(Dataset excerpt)
# # # # # # #
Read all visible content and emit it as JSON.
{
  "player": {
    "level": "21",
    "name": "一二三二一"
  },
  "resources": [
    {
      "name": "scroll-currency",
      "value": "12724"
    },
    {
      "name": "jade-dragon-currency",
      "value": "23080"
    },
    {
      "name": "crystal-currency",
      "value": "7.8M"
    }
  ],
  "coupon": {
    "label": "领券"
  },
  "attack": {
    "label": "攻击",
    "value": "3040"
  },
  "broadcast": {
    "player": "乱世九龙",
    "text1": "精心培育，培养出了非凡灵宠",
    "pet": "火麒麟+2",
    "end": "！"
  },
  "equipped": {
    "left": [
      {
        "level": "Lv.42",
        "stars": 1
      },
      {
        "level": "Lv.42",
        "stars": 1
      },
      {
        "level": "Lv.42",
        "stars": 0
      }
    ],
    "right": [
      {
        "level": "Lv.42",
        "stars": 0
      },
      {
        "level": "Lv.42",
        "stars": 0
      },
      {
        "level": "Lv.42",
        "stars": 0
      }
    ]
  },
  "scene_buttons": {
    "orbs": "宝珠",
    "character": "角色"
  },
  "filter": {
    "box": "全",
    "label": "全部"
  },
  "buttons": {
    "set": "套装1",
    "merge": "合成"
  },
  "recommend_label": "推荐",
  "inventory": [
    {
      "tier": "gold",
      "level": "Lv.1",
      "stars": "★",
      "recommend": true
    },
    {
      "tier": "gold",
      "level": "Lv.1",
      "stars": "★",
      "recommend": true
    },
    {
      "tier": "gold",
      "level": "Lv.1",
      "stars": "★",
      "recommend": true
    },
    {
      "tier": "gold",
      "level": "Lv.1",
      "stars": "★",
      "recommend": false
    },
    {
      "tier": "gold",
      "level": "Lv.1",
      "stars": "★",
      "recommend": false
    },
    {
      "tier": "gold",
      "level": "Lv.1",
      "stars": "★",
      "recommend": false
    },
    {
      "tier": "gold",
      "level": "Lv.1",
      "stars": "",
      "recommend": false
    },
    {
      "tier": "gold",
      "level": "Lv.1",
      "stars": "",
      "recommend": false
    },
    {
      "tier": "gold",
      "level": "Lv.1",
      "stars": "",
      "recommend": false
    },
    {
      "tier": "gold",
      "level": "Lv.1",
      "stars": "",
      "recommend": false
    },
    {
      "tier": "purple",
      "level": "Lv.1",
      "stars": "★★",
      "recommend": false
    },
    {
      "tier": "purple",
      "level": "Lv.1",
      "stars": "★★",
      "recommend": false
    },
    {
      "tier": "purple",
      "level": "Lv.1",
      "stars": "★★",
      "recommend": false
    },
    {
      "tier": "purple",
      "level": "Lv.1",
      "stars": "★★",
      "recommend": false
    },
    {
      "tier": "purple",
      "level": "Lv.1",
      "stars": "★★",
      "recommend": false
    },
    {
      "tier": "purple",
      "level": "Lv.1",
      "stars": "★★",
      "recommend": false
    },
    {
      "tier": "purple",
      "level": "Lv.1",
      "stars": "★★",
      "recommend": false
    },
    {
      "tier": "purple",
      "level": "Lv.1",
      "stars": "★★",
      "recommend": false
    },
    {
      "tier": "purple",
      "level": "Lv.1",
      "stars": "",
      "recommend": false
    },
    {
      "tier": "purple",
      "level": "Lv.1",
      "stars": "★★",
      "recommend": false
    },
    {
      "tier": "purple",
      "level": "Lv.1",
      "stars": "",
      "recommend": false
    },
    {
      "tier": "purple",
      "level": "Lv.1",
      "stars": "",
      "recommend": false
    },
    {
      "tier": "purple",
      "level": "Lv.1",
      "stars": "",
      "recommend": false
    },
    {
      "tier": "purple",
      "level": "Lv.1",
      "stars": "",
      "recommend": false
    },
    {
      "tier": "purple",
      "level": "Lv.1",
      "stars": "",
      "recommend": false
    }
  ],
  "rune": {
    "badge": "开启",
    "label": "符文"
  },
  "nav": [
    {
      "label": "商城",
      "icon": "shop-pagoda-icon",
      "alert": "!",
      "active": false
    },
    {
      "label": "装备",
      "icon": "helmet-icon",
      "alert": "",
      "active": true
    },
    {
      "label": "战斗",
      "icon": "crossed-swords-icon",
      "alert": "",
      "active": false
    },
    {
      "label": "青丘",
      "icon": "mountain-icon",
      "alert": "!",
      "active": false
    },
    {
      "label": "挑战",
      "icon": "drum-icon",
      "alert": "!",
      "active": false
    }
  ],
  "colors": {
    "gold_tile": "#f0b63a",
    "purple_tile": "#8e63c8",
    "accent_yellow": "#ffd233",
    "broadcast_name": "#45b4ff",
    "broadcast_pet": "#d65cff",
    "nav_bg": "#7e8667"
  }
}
# # # # # # #
### Written request
Copy every line above that holds the word "icon".

### Correct answer
      "icon": "shop-pagoda-icon",
      "icon": "helmet-icon",
      "icon": "crossed-swords-icon",
      "icon": "mountain-icon",
      "icon": "drum-icon",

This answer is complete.